* **EXERCISE BRIEF**: Print all entries precisely as they are written.

(Raw records)
++++++++++

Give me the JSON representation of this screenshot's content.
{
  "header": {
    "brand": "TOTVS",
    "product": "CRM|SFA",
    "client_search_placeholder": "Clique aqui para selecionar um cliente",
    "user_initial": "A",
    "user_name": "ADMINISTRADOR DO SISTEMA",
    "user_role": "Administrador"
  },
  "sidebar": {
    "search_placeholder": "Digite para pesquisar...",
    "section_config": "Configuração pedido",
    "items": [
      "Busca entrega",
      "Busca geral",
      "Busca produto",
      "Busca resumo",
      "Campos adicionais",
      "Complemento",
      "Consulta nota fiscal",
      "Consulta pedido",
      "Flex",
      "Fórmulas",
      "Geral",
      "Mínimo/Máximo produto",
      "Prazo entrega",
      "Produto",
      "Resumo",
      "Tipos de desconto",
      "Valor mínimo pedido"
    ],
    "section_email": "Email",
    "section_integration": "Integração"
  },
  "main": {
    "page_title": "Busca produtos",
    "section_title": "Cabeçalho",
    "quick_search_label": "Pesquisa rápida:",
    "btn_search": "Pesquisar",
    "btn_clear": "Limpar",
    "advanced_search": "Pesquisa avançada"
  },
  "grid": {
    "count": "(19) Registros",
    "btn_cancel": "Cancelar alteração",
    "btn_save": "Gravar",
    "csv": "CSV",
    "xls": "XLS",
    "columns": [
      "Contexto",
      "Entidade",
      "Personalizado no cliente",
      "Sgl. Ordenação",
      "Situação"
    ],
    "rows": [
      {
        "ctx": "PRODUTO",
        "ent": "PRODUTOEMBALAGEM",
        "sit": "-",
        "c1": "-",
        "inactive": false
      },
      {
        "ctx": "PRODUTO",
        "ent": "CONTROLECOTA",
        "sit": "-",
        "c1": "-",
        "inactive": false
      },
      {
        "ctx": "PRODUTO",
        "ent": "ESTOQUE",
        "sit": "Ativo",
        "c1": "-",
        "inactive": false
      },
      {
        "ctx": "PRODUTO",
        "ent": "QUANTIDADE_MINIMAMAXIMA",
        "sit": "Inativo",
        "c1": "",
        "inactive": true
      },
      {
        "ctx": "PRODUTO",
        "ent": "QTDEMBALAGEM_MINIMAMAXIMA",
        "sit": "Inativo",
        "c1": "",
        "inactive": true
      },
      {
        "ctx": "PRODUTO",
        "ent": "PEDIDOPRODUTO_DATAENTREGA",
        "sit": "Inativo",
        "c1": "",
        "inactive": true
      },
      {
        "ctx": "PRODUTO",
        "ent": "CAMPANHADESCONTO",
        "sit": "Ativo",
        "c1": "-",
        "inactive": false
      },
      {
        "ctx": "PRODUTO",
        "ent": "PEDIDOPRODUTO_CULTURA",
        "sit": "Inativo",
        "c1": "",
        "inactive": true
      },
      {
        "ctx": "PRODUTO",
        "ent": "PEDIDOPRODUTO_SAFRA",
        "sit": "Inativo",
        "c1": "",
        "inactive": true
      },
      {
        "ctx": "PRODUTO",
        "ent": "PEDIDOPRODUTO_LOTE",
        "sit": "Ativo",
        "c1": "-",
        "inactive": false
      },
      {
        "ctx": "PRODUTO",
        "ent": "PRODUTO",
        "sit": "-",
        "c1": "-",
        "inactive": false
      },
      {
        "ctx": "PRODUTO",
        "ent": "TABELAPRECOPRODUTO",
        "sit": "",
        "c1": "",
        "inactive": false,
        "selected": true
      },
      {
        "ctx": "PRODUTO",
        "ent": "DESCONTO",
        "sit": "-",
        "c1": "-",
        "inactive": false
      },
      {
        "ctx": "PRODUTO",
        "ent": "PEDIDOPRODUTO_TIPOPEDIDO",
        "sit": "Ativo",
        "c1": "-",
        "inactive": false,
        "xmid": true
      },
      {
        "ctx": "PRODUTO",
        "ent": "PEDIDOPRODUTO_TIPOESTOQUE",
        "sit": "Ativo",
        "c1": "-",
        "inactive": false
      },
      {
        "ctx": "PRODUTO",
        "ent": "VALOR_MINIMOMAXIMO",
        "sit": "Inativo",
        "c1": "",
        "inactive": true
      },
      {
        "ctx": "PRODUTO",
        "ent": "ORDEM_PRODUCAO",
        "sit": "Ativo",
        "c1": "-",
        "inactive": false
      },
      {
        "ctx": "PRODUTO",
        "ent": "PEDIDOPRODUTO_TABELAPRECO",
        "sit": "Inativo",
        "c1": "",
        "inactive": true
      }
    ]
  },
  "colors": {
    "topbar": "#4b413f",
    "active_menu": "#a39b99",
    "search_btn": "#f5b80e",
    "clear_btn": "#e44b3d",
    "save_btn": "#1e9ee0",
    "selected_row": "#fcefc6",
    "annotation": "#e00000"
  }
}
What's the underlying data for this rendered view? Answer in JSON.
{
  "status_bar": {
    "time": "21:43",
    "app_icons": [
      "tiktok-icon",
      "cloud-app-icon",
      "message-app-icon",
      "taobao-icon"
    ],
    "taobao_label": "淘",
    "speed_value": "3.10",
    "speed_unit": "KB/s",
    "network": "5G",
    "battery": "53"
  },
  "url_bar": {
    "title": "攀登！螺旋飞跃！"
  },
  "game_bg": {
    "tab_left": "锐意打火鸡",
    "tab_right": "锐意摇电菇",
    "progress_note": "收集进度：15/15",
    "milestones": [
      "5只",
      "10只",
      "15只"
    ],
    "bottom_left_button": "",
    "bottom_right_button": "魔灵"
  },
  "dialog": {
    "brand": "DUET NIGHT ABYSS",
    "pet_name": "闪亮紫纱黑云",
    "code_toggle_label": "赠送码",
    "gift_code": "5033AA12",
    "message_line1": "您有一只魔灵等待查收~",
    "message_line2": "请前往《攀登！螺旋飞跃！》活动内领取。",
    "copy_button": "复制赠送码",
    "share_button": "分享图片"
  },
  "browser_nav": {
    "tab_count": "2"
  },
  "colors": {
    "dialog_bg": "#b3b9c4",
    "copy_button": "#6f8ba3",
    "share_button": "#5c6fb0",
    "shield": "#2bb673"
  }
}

++++++++++

* **FINAL ANSWER**:
Give me the JSON representation of this screenshot's content.
{
  "header": {
    "brand": "TOTVS",
    "product": "CRM|SFA",
    "client_search_placeholder": "Clique aqui para selecionar um cliente",
    "user_initial": "A",
    "user_name": "ADMINISTRADOR DO SISTEMA",
    "user_role": "Administrador"
  },
  "sidebar": {
    "search_placeholder": "Digite para pesquisar...",
    "section_config": "Configuração pedido",
    "items": [
      "Busca entrega",
      "Busca geral",
      "Busca produto",
      "Busca resumo",
      "Campos adicionais",
      "Complemento",
      "Consulta nota fiscal",
      "Consulta pedido",
      "Flex",
      "Fórmulas",
      "Geral",
      "Mínimo/Máximo produto",
      "Prazo entrega",
      "Produto",
      "Resumo",
      "Tipos de desconto",
      "Valor mínimo pedido"
    ],
    "section_email": "Email",
    "section_integration": "Integração"
  },
  "main": {
    "page_title": "Busca produtos",
    "section_title": "Cabeçalho",
    "quick_search_label": "Pesquisa rápida:",
    "btn_search": "Pesquisar",
    "btn_clear": "Limpar",
    "advanced_search": "Pesquisa avançada"
  },
  "grid": {
    "count": "(19) Registros",
    "btn_cancel": "Cancelar alteração",
    "btn_save": "Gravar",
    "csv": "CSV",
    "xls": "XLS",
    "columns": [
      "Contexto",
      "Entidade",
      "Personalizado no cliente",
      "Sgl. Ordenação",
      "Situação"
    ],
    "rows": [
      {
        "ctx": "PRODUTO",
        "ent": "PRODUTOEMBALAGEM",
        "sit": "-",
        "c1": "-",
        "inactive": false
      },
      {
        "ctx": "PRODUTO",
        "ent": "CONTROLECOTA",
        "sit": "-",
        "c1": "-",
        "inactive": false
      },
      {
        "ctx": "PRODUTO",
        "ent": "ESTOQUE",
        "sit": "Ativo",
        "c1": "-",
        "inactive": false
      },
      {
        "ctx": "PRODUTO",
        "ent": "QUANTIDADE_MINIMAMAXIMA",
        "sit": "Inativo",
        "c1": "",
        "inactive": true
      },
      {
        "ctx": "PRODUTO",
        "ent": "QTDEMBALAGEM_MINIMAMAXIMA",
        "sit": "Inativo",
        "c1": "",
        "inactive": true
      },
      {
        "ctx": "PRODUTO",
        "ent": "PEDIDOPRODUTO_DATAENTREGA",
        "sit": "Inativo",
        "c1": "",
        "inactive": true
      },
      {
        "ctx": "PRODUTO",
        "ent": "CAMPANHADESCONTO",
        "sit": "Ativo",
        "c1": "-",
        "inactive": false
      },
      {
        "ctx": "PRODUTO",
        "ent": "PEDIDOPRODUTO_CULTURA",
        "sit": "Inativo",
        "c1": "",
        "inactive": true
      },
      {
        "ctx": "PRODUTO",
        "ent": "PEDIDOPRODUTO_SAFRA",
        "sit": "Inativo",
        "c1": "",
        "inactive": true
      },
      {
        "ctx": "PRODUTO",
        "ent": "PEDIDOPRODUTO_LOTE",
        "sit": "Ativo",
        "c1": "-",
        "inactive": false
      },
      {
        "ctx": "PRODUTO",
        "ent": "PRODUTO",
        "sit": "-",
        "c1": "-",
        "inactive": false
      },
      {
        "ctx": "PRODUTO",
        "ent": "TABELAPRECOPRODUTO",
        "sit": "",
        "c1": "",
        "inactive": false,
        "selected": true
      },
      {
        "ctx": "PRODUTO",
        "ent": "DESCONTO",
        "sit": "-",
        "c1": "-",
        "inactive": false
      },
      {
        "ctx": "PRODUTO",
        "ent": "PEDIDOPRODUTO_TIPOPEDIDO",
        "sit": "Ativo",
        "c1": "-",
        "inactive": false,
        "xmid": true
      },
      {
        "ctx": "PRODUTO",
        "ent": "PEDIDOPRODUTO_TIPOESTOQUE",
        "sit": "Ativo",
        "c1": "-",
        "inactive": false
      },
      {
        "ctx": "PRODUTO",
        "ent": "VALOR_MINIMOMAXIMO",
        "sit": "Inativo",
        "c1": "",
        "inactive": true
      },
      {
        "ctx": "PRODUTO",
        "ent": "ORDEM_PRODUCAO",
        "sit": "Ativo",
        "c1": "-",
        "inactive": false
      },
      {
        "ctx": "PRODUTO",
        "ent": "PEDIDOPRODUTO_TABELAPRECO",
        "sit": "Inativo",
        "c1": "",
        "inactive": true
      }
    ]
  },
  "colors": {
    "topbar": "#4b413f",
    "active_menu": "#a39b99",
    "search_btn": "#f5b80e",
    "clear_btn": "#e44b3d",
    "save_btn": "#1e9ee0",
    "selected_row": "#fcefc6",
    "annotation": "#e00000"
  }
}
What's the underlying data for this rendered view? Answer in JSON.
{
  "status_bar": {
    "time": "21:43",
    "app_icons": [
      "tiktok-icon",
      "cloud-app-icon",
      "message-app-icon",
      "taobao-icon"
    ],
    "taobao_label": "淘",
    "speed_value": "3.10",
    "speed_unit": "KB/s",
    "network": "5G",
    "battery": "53"
  },
  "url_bar": {
    "title": "攀登！螺旋飞跃！"
  },
  "game_bg": {
    "tab_left": "锐意打火鸡",
    "tab_right": "锐意摇电菇",
    "progress_note": "收集进度：15/15",
    "milestones": [
      "5只",
      "10只",
      "15只"
    ],
    "bottom_left_button": "",
    "bottom_right_button": "魔灵"
  },
  "dialog": {
    "brand": "DUET NIGHT ABYSS",
    "pet_name": "闪亮紫纱黑云",
    "code_toggle_label": "赠送码",
    "gift_code": "5033AA12",
    "message_line1": "您有一只魔灵等待查收~",
    "message_line2": "请前往《攀登！螺旋飞跃！》活动内领取。",
    "copy_button": "复制赠送码",
    "share_button": "分享图片"
  },
  "browser_nav": {
    "tab_count": "2"
  },
  "colors": {
    "dialog_bg": "#b3b9c4",
    "copy_button": "#6f8ba3",
    "share_button": "#5c6fb0",
    "shield": "#2bb673"
  }
}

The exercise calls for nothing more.